┌─ EXTRACTED DATA

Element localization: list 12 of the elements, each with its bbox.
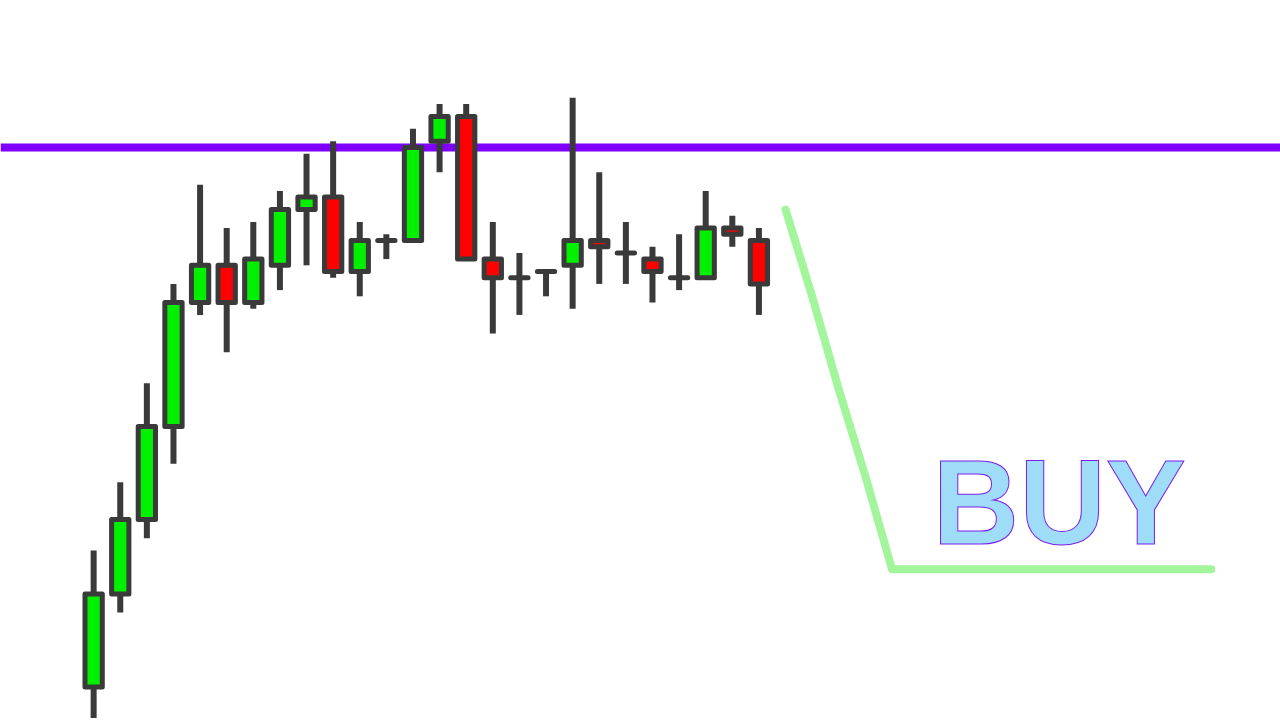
candlestick <box>481 221 504 334</box>
candlestick <box>588 172 611 284</box>
candlestick <box>295 153 318 266</box>
candlestick <box>508 252 531 315</box>
annotation: BUY <box>932 434 1186 569</box>
candlestick <box>721 215 744 247</box>
candlestick <box>561 97 584 309</box>
candlestick <box>614 221 638 284</box>
candlestick <box>375 234 398 260</box>
candlestick <box>667 234 691 291</box>
candlestick <box>641 246 664 303</box>
candlestick <box>534 269 558 297</box>
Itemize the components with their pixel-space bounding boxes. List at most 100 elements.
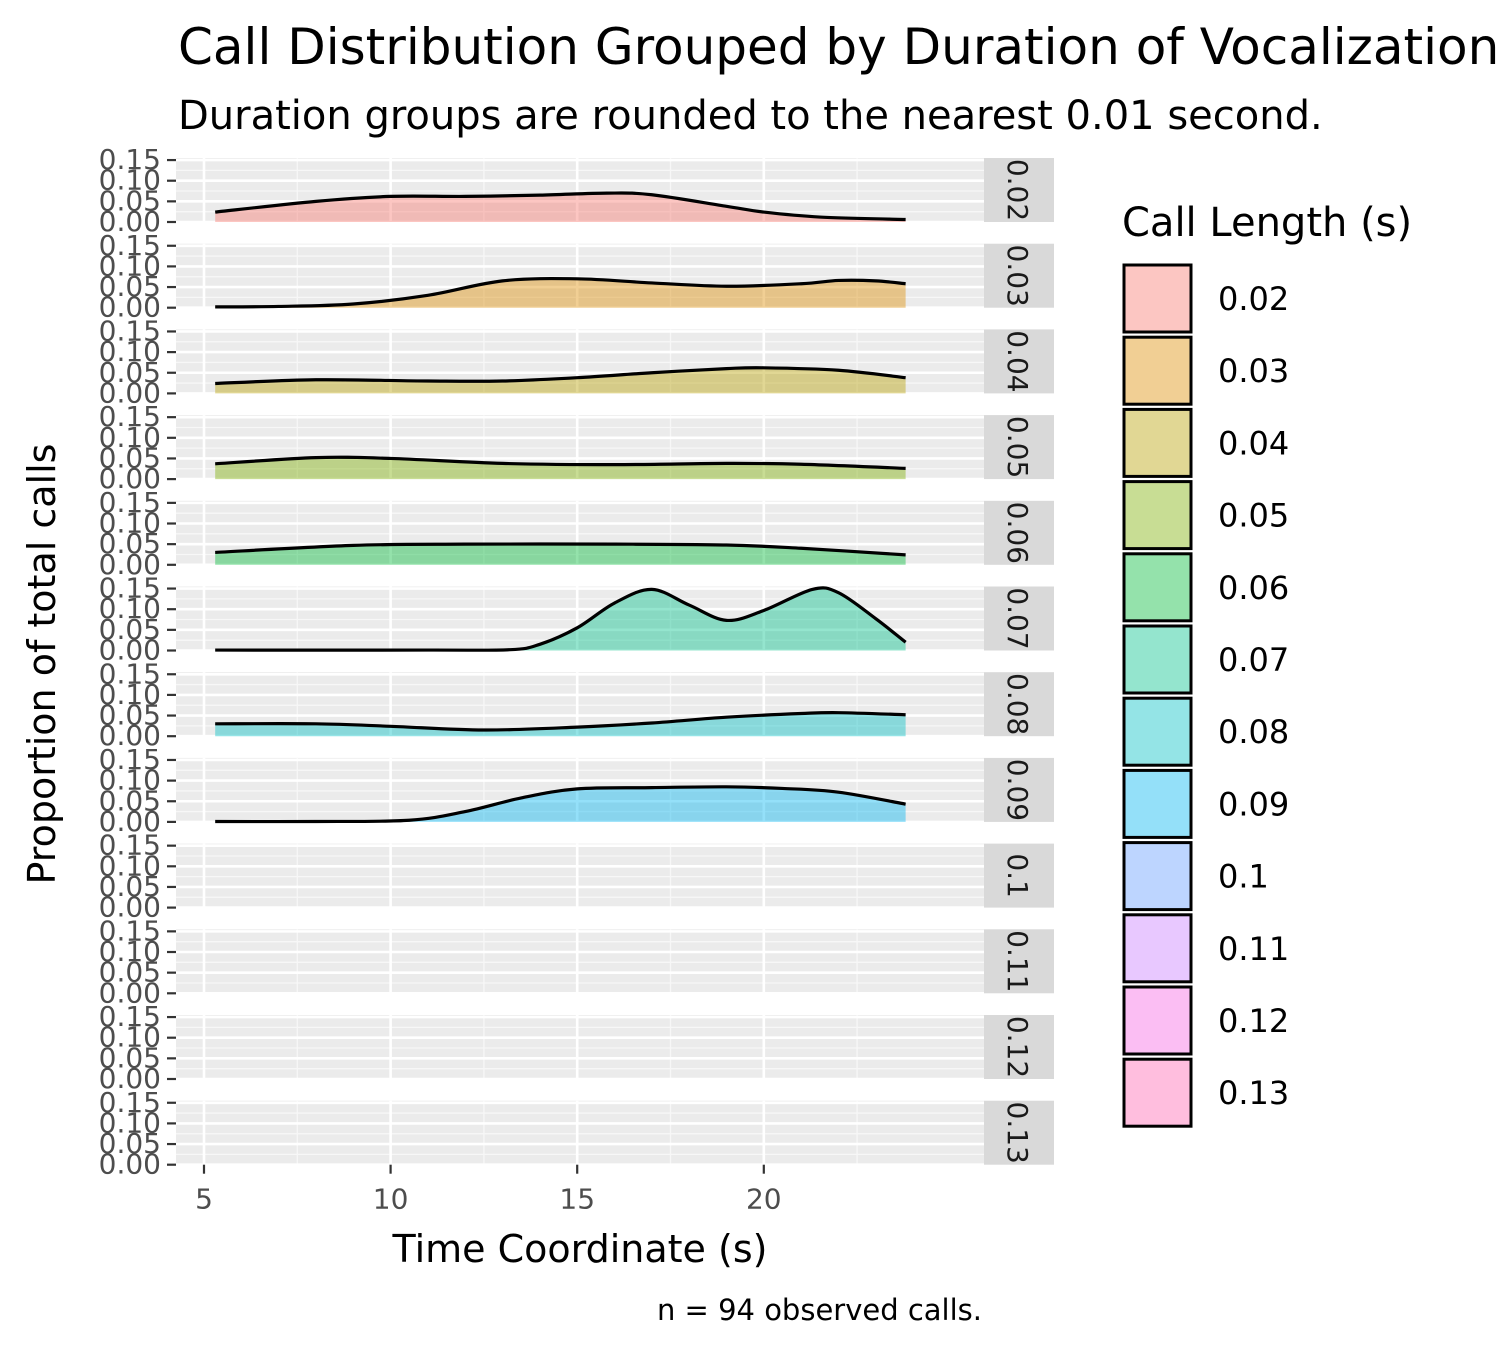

└─

*AIM OF THE EXERCISE:*
Reproduce all of the data above line for line, without changing a word, and leave the pictures out.

*ANSWER IN FULL:*
Element localization: list 12 of the elements, each with its bbox.
candlestick <box>481 221 504 334</box>
candlestick <box>588 172 611 284</box>
candlestick <box>295 153 318 266</box>
candlestick <box>508 252 531 315</box>
annotation: BUY <box>932 434 1186 569</box>
candlestick <box>721 215 744 247</box>
candlestick <box>561 97 584 309</box>
candlestick <box>614 221 638 284</box>
candlestick <box>375 234 398 260</box>
candlestick <box>667 234 691 291</box>
candlestick <box>641 246 664 303</box>
candlestick <box>534 269 558 297</box>
Itemize the components with their pixel-space bounding boxes. List at most 100 elements.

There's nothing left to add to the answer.